What follows is a set of records; repeat all of them exactly.
================================
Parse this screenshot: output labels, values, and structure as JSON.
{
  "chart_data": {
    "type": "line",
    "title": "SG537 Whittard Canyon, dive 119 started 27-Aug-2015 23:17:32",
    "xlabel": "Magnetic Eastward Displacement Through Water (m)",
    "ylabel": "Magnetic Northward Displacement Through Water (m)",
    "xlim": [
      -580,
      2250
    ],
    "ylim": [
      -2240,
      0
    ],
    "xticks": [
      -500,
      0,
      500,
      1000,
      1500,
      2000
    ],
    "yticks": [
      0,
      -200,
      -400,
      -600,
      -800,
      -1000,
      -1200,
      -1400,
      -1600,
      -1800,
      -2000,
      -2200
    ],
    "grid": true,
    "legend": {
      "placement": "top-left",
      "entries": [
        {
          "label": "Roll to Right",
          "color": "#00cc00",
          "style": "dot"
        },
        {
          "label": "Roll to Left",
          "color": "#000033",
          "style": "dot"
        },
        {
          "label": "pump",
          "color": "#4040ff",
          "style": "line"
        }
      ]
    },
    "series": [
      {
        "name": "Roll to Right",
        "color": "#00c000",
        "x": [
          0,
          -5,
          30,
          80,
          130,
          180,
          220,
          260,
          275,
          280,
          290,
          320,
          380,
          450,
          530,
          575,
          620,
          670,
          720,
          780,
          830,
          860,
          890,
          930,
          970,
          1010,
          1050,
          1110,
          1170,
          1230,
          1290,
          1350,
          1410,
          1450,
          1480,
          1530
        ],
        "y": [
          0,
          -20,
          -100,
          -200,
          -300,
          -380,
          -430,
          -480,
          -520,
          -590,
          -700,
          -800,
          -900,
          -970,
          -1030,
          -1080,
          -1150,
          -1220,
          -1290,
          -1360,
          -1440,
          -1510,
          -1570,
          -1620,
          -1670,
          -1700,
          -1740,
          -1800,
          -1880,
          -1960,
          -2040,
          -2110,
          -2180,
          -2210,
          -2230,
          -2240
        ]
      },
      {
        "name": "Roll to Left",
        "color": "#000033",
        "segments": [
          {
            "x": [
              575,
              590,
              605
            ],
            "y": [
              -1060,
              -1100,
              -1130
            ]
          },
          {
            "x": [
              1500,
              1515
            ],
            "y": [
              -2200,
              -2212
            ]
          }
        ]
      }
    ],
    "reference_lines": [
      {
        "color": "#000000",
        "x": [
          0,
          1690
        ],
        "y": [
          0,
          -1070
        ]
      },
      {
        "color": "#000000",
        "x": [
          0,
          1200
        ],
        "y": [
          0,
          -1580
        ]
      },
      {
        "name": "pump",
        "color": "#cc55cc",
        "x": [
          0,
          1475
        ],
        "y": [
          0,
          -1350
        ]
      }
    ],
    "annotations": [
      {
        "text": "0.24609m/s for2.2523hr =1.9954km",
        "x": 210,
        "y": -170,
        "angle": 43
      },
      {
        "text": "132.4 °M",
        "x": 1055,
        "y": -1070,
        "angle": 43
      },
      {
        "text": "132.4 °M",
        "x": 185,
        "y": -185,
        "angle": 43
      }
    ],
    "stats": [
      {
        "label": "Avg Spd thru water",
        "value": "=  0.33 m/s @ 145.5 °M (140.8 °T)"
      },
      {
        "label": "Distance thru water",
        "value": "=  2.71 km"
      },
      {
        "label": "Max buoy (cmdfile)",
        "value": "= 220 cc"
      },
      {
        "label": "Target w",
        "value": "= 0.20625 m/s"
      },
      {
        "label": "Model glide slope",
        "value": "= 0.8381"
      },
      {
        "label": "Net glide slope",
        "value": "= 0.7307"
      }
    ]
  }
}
================================
TASK RESPONSE:
Parse this screenshot: output labels, values, and structure as JSON.
{
  "chart_data": {
    "type": "line",
    "title": "SG537 Whittard Canyon, dive 119 started 27-Aug-2015 23:17:32",
    "xlabel": "Magnetic Eastward Displacement Through Water (m)",
    "ylabel": "Magnetic Northward Displacement Through Water (m)",
    "xlim": [
      -580,
      2250
    ],
    "ylim": [
      -2240,
      0
    ],
    "xticks": [
      -500,
      0,
      500,
      1000,
      1500,
      2000
    ],
    "yticks": [
      0,
      -200,
      -400,
      -600,
      -800,
      -1000,
      -1200,
      -1400,
      -1600,
      -1800,
      -2000,
      -2200
    ],
    "grid": true,
    "legend": {
      "placement": "top-left",
      "entries": [
        {
          "label": "Roll to Right",
          "color": "#00cc00",
          "style": "dot"
        },
        {
          "label": "Roll to Left",
          "color": "#000033",
          "style": "dot"
        },
        {
          "label": "pump",
          "color": "#4040ff",
          "style": "line"
        }
      ]
    },
    "series": [
      {
        "name": "Roll to Right",
        "color": "#00c000",
        "x": [
          0,
          -5,
          30,
          80,
          130,
          180,
          220,
          260,
          275,
          280,
          290,
          320,
          380,
          450,
          530,
          575,
          620,
          670,
          720,
          780,
          830,
          860,
          890,
          930,
          970,
          1010,
          1050,
          1110,
          1170,
          1230,
          1290,
          1350,
          1410,
          1450,
          1480,
          1530
        ],
        "y": [
          0,
          -20,
          -100,
          -200,
          -300,
          -380,
          -430,
          -480,
          -520,
          -590,
          -700,
          -800,
          -900,
          -970,
          -1030,
          -1080,
          -1150,
          -1220,
          -1290,
          -1360,
          -1440,
          -1510,
          -1570,
          -1620,
          -1670,
          -1700,
          -1740,
          -1800,
          -1880,
          -1960,
          -2040,
          -2110,
          -2180,
          -2210,
          -2230,
          -2240
        ]
      },
      {
        "name": "Roll to Left",
        "color": "#000033",
        "segments": [
          {
            "x": [
              575,
              590,
              605
            ],
            "y": [
              -1060,
              -1100,
              -1130
            ]
          },
          {
            "x": [
              1500,
              1515
            ],
            "y": [
              -2200,
              -2212
            ]
          }
        ]
      }
    ],
    "reference_lines": [
      {
        "color": "#000000",
        "x": [
          0,
          1690
        ],
        "y": [
          0,
          -1070
        ]
      },
      {
        "color": "#000000",
        "x": [
          0,
          1200
        ],
        "y": [
          0,
          -1580
        ]
      },
      {
        "name": "pump",
        "color": "#cc55cc",
        "x": [
          0,
          1475
        ],
        "y": [
          0,
          -1350
        ]
      }
    ],
    "annotations": [
      {
        "text": "0.24609m/s for2.2523hr =1.9954km",
        "x": 210,
        "y": -170,
        "angle": 43
      },
      {
        "text": "132.4 °M",
        "x": 1055,
        "y": -1070,
        "angle": 43
      },
      {
        "text": "132.4 °M",
        "x": 185,
        "y": -185,
        "angle": 43
      }
    ],
    "stats": [
      {
        "label": "Avg Spd thru water",
        "value": "=  0.33 m/s @ 145.5 °M (140.8 °T)"
      },
      {
        "label": "Distance thru water",
        "value": "=  2.71 km"
      },
      {
        "label": "Max buoy (cmdfile)",
        "value": "= 220 cc"
      },
      {
        "label": "Target w",
        "value": "= 0.20625 m/s"
      },
      {
        "label": "Model glide slope",
        "value": "= 0.8381"
      },
      {
        "label": "Net glide slope",
        "value": "= 0.7307"
      }
    ]
  }
}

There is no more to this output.